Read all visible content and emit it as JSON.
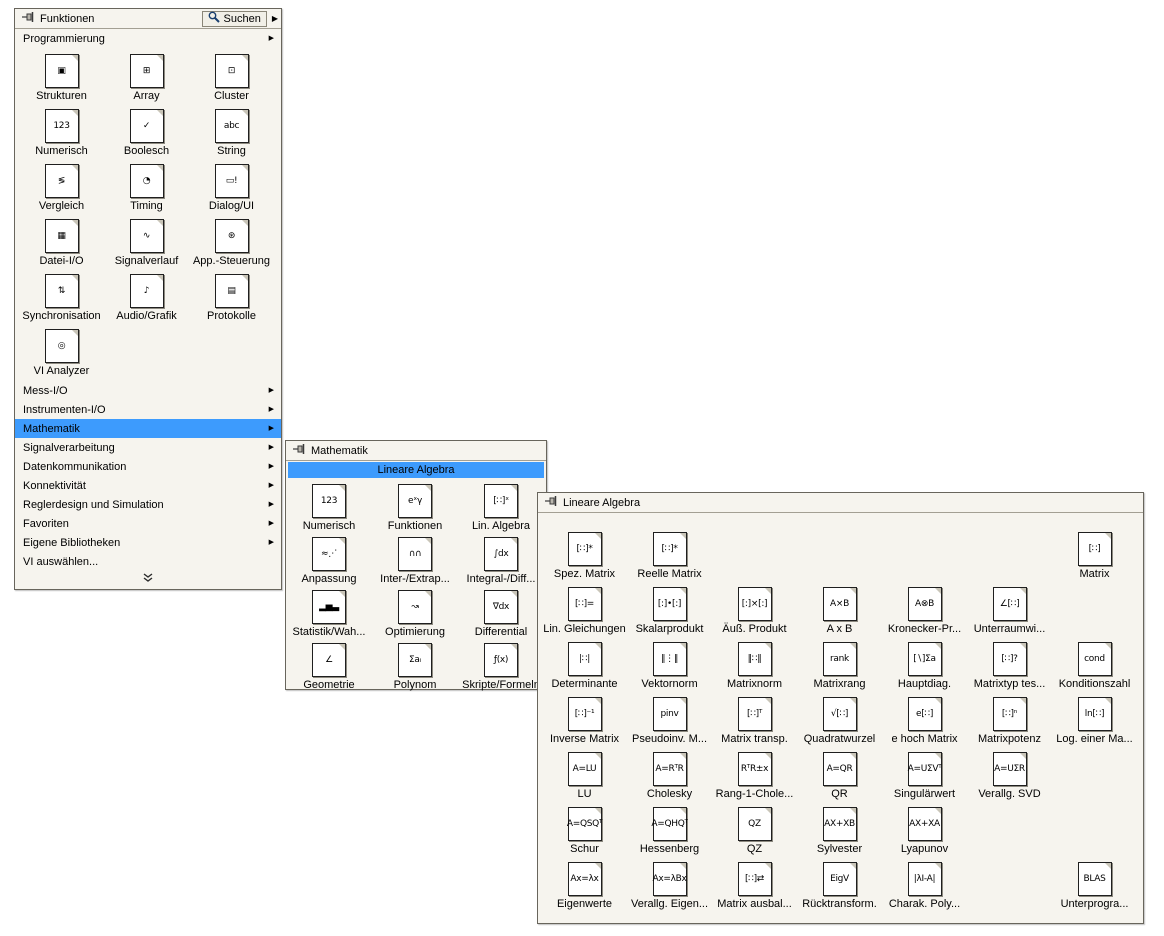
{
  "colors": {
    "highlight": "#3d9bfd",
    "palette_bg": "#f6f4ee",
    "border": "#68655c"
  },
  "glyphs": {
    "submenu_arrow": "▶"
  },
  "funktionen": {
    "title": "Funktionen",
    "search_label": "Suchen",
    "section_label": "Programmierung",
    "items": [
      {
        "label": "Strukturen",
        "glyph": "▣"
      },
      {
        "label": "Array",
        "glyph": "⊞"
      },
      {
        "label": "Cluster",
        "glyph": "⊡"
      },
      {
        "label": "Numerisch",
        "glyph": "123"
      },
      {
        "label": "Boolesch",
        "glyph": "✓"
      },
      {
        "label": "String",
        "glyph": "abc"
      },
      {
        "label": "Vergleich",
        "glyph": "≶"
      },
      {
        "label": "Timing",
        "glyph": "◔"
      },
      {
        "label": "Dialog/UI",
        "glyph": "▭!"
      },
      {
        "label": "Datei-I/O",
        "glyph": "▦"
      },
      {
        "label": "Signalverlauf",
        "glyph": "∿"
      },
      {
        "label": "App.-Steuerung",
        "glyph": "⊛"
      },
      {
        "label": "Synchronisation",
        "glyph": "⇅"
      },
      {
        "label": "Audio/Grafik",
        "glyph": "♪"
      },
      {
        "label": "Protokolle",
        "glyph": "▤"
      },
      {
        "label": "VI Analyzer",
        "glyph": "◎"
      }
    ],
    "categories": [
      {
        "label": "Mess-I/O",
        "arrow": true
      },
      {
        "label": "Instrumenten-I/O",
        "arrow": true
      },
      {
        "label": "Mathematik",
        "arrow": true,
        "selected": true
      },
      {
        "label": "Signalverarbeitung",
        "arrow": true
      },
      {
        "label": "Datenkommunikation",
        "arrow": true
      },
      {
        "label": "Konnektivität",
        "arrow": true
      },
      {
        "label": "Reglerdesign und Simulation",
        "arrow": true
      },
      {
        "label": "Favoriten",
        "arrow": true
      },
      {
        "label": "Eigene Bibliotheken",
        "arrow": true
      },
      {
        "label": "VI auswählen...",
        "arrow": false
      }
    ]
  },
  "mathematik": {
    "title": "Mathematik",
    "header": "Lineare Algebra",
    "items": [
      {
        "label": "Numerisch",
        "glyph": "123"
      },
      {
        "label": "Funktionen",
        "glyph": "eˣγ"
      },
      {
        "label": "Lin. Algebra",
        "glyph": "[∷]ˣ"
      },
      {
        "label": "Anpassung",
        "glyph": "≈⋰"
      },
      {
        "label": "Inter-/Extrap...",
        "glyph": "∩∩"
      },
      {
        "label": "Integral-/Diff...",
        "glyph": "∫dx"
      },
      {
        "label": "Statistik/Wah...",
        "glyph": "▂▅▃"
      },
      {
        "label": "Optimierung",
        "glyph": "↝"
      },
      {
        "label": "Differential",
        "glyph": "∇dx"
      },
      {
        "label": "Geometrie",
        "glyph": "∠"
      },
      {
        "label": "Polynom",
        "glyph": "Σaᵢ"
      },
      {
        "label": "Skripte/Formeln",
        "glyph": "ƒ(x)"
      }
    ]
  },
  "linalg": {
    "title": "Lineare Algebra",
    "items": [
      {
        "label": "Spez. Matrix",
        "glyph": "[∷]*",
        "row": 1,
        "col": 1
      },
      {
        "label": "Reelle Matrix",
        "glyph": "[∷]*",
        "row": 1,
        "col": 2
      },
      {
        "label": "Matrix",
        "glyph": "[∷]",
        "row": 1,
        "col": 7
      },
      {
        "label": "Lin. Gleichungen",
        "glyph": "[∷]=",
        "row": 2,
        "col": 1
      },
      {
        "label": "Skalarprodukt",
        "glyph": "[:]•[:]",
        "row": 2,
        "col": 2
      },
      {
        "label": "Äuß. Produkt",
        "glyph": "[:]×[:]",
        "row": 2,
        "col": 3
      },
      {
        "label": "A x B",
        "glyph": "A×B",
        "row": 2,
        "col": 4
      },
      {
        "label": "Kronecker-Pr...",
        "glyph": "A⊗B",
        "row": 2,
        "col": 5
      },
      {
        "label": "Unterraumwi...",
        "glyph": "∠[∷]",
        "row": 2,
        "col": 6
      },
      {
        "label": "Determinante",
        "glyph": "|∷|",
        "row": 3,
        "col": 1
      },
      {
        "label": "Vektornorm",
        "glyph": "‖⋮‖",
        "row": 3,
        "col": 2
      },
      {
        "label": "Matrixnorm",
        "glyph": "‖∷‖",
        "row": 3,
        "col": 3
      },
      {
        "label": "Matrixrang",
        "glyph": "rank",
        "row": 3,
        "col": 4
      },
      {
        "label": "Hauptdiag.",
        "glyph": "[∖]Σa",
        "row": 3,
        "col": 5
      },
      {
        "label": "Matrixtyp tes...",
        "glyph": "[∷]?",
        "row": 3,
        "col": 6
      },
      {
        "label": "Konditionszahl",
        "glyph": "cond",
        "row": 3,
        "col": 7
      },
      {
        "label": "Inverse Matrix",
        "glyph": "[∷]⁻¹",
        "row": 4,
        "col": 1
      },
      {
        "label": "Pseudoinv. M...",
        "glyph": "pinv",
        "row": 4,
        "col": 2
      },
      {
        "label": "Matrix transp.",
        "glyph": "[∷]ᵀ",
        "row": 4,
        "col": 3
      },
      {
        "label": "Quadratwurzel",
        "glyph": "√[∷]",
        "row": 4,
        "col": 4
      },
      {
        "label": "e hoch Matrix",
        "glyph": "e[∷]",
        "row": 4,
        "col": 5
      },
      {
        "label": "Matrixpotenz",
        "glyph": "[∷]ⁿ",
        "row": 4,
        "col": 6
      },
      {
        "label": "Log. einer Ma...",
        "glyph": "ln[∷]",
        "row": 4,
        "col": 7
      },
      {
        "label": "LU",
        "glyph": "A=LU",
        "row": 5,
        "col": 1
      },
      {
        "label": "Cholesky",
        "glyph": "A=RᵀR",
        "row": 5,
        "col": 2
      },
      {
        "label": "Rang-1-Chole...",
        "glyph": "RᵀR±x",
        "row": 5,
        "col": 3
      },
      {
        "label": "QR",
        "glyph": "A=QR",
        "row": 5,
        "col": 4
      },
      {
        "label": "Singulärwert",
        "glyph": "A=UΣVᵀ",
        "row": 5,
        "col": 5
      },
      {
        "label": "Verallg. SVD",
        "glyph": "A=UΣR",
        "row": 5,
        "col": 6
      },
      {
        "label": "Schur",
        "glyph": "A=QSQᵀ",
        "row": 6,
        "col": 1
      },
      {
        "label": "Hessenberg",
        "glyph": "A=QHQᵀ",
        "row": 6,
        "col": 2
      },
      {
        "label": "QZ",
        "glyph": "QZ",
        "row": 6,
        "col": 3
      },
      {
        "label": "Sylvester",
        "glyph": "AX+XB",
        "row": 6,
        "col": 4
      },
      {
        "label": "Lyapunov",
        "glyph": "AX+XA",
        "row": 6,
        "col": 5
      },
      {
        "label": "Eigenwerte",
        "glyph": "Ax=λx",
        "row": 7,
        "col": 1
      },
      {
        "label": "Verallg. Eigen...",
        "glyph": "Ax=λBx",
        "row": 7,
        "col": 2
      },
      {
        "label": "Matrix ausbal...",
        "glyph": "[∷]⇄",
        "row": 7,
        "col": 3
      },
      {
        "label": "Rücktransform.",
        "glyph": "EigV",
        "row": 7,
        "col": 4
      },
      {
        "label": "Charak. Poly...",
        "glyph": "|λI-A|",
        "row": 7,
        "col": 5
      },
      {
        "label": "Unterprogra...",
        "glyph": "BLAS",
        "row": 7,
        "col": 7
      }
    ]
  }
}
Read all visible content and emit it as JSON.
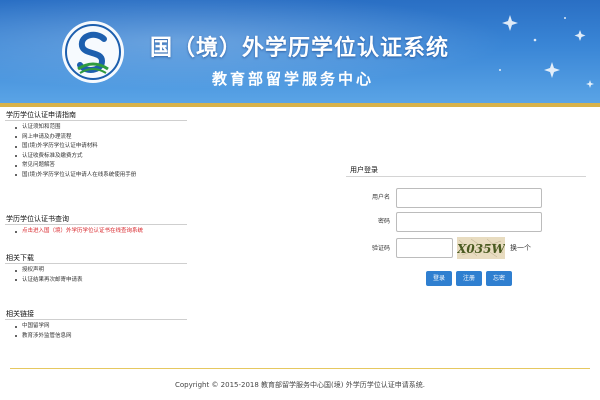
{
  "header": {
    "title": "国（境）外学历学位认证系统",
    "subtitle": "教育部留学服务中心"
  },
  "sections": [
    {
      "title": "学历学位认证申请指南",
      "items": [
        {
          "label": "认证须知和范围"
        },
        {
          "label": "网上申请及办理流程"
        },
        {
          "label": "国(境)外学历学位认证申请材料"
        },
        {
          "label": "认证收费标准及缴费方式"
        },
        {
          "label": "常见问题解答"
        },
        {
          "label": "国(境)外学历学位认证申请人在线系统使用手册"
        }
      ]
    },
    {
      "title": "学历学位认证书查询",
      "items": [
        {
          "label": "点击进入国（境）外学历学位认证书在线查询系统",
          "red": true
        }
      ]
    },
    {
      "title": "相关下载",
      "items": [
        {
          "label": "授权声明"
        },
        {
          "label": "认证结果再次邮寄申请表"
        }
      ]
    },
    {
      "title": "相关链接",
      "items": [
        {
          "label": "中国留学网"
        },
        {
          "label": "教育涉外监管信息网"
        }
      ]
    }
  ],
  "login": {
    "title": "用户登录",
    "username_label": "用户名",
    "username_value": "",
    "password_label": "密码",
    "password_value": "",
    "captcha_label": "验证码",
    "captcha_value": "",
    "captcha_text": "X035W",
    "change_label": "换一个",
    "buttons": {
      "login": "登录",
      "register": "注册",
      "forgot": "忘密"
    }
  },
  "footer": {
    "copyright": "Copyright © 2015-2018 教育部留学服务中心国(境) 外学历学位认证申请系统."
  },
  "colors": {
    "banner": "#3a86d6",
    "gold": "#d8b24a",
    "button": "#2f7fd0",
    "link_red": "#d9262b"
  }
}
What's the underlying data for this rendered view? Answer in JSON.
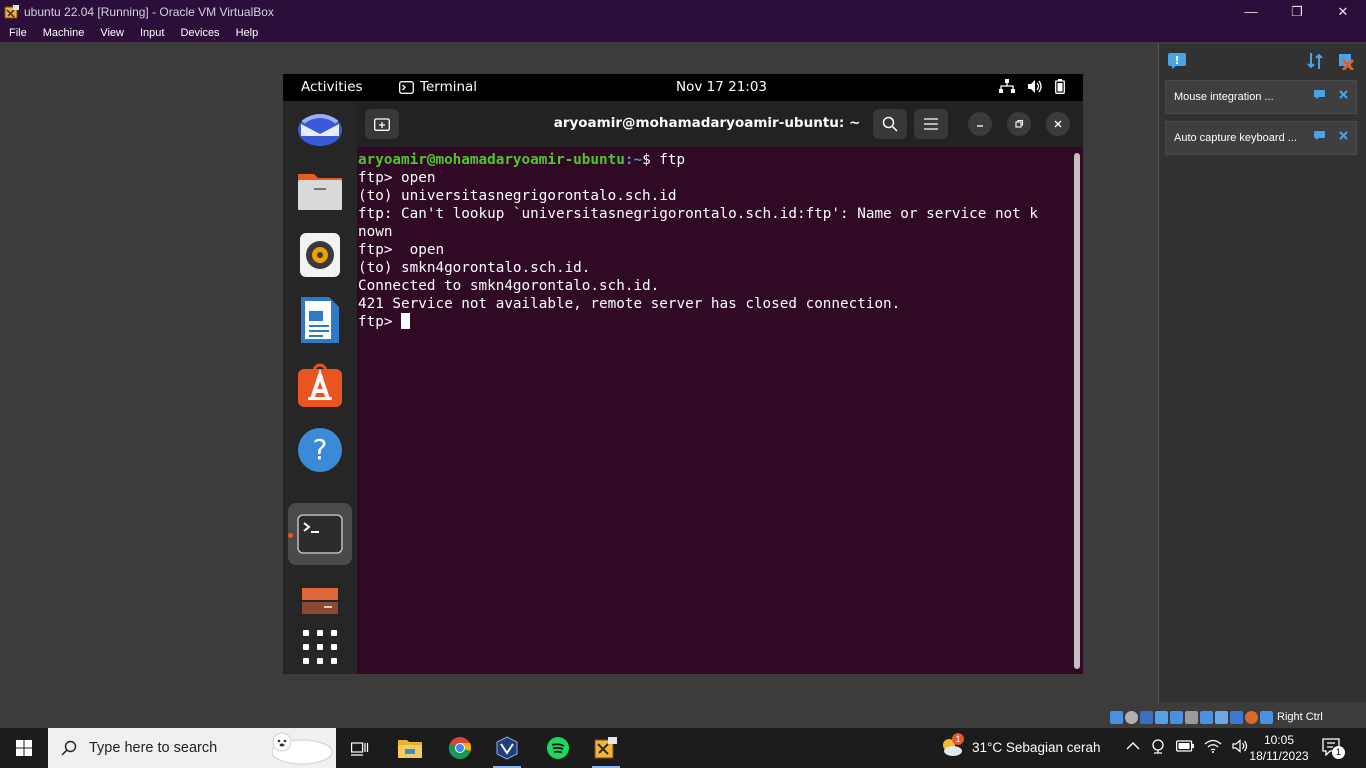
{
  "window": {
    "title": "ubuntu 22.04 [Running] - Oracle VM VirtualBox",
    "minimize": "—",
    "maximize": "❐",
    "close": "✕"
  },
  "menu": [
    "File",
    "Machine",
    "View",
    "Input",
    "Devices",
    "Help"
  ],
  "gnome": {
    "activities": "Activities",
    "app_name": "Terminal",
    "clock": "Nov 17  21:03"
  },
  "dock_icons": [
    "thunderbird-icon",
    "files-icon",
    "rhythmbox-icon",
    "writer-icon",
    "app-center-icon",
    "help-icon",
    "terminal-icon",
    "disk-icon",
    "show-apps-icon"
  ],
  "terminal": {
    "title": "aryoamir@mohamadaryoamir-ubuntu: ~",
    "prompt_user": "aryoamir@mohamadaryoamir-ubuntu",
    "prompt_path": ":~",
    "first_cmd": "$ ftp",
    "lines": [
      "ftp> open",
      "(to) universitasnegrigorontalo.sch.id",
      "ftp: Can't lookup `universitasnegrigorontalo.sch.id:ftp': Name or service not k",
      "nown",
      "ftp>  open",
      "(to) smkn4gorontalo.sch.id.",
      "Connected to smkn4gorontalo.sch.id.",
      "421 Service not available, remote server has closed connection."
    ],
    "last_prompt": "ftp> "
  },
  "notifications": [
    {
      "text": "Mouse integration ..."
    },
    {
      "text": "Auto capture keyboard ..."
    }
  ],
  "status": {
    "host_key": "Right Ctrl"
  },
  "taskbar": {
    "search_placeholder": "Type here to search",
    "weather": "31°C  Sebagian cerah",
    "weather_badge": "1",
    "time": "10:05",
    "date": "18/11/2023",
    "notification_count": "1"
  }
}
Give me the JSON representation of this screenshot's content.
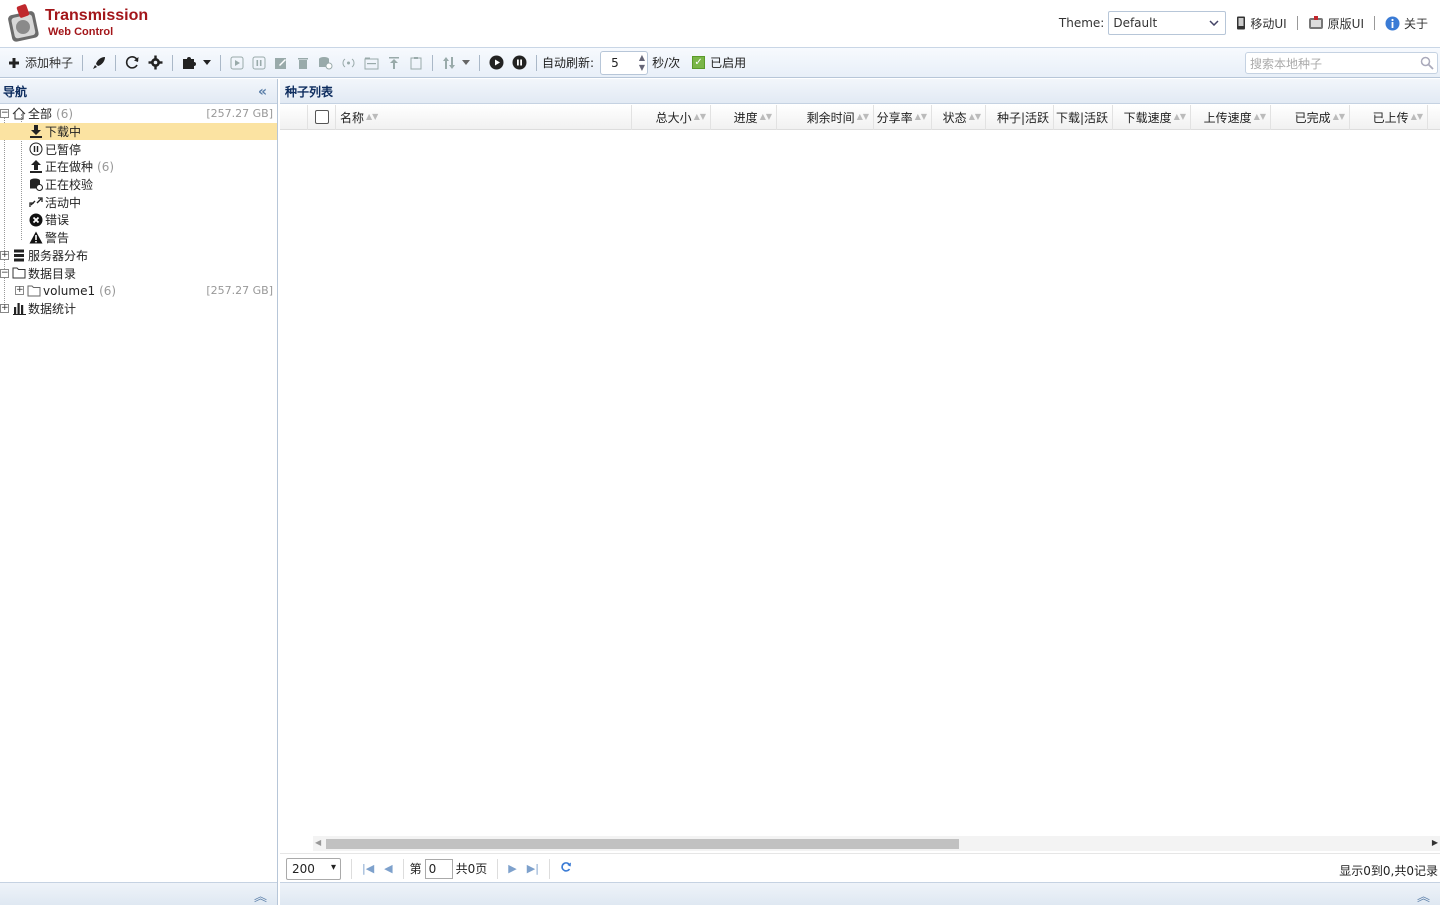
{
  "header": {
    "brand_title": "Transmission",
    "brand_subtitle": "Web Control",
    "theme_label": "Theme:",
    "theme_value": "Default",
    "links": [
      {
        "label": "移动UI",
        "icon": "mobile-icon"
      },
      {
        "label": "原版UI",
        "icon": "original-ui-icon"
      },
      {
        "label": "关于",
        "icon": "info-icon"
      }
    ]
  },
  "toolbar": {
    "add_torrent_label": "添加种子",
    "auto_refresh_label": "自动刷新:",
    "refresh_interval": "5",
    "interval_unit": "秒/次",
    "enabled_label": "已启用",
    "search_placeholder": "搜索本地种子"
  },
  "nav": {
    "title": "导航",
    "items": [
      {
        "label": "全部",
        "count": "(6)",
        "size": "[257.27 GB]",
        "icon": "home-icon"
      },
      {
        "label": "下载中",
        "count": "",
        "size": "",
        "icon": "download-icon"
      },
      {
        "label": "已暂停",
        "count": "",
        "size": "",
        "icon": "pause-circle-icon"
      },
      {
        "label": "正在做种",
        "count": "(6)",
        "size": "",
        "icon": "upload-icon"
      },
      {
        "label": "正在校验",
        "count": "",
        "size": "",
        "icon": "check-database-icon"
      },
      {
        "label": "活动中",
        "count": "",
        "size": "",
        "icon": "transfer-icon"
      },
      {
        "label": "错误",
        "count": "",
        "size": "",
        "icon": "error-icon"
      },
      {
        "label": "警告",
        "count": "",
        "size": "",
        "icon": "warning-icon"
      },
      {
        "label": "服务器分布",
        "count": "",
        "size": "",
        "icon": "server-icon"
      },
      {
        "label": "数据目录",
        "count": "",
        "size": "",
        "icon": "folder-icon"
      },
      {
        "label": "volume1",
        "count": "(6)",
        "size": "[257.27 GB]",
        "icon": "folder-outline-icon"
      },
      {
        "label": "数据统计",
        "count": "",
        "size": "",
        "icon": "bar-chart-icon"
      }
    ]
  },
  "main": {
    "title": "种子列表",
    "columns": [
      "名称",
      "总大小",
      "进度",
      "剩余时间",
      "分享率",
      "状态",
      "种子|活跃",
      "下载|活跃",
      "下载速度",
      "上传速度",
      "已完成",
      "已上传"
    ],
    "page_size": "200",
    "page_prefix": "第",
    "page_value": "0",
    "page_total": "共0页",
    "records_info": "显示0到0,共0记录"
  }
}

*EXERCISE PROMPT:* Check each line above for the string "this" and show the ones that have it.

*FINISHED TASK:*
What's the underlying data for this rendered view? Answer in JSON.
Give me the JSON representation of this screenshot's content.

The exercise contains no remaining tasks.